**Excerpted data:**
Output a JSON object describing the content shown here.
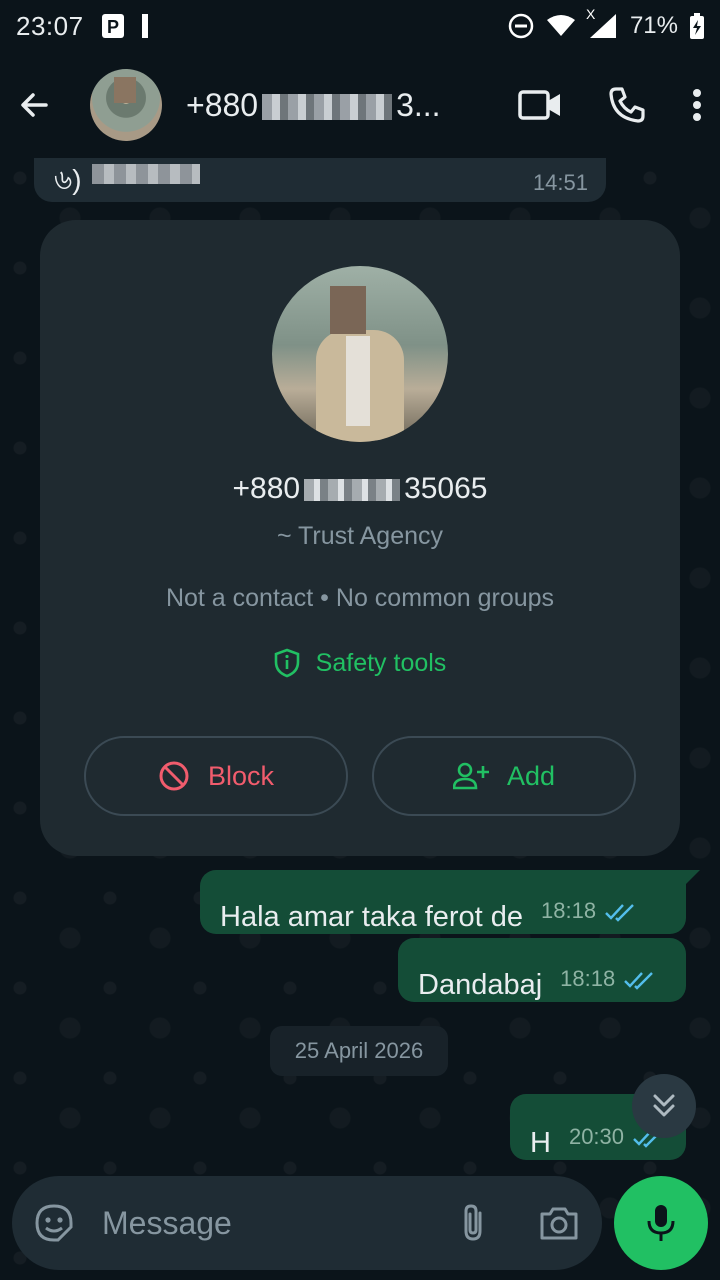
{
  "status_bar": {
    "time": "23:07",
    "battery": "71%",
    "network_indicator": "X"
  },
  "header": {
    "contact_phone_start": "+880",
    "contact_phone_end": "3...",
    "icons": [
      "back-arrow-icon",
      "video-call-icon",
      "voice-call-icon",
      "more-vert-icon"
    ]
  },
  "previous_message": {
    "fragment": "৬)",
    "time": "14:51"
  },
  "contact_card": {
    "phone_start": "+880",
    "phone_end": "35065",
    "agency": "~ Trust Agency",
    "meta": "Not a contact • No common groups",
    "safety_label": "Safety tools",
    "block_label": "Block",
    "add_label": "Add",
    "colors": {
      "block": "#f15c6d",
      "accent": "#21c063"
    }
  },
  "messages": [
    {
      "text": "Hala amar taka ferot de",
      "time": "18:18",
      "status": "read"
    },
    {
      "text": "Dandabaj",
      "time": "18:18",
      "status": "read"
    },
    {
      "text": "H",
      "time": "20:30",
      "status": "read"
    }
  ],
  "date_separator": "25 April 2026",
  "composer": {
    "placeholder": "Message"
  },
  "colors": {
    "background": "#0b141a",
    "outgoing_bubble": "#144d37",
    "read_ticks": "#53bdeb"
  }
}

**Goal:**
Copy the listing exactly. Any image in it stays out of the copy.

**Exercise answer:**
Output a JSON object describing the content shown here.
{
  "status_bar": {
    "time": "23:07",
    "battery": "71%",
    "network_indicator": "X"
  },
  "header": {
    "contact_phone_start": "+880",
    "contact_phone_end": "3...",
    "icons": [
      "back-arrow-icon",
      "video-call-icon",
      "voice-call-icon",
      "more-vert-icon"
    ]
  },
  "previous_message": {
    "fragment": "৬)",
    "time": "14:51"
  },
  "contact_card": {
    "phone_start": "+880",
    "phone_end": "35065",
    "agency": "~ Trust Agency",
    "meta": "Not a contact • No common groups",
    "safety_label": "Safety tools",
    "block_label": "Block",
    "add_label": "Add",
    "colors": {
      "block": "#f15c6d",
      "accent": "#21c063"
    }
  },
  "messages": [
    {
      "text": "Hala amar taka ferot de",
      "time": "18:18",
      "status": "read"
    },
    {
      "text": "Dandabaj",
      "time": "18:18",
      "status": "read"
    },
    {
      "text": "H",
      "time": "20:30",
      "status": "read"
    }
  ],
  "date_separator": "25 April 2026",
  "composer": {
    "placeholder": "Message"
  },
  "colors": {
    "background": "#0b141a",
    "outgoing_bubble": "#144d37",
    "read_ticks": "#53bdeb"
  }
}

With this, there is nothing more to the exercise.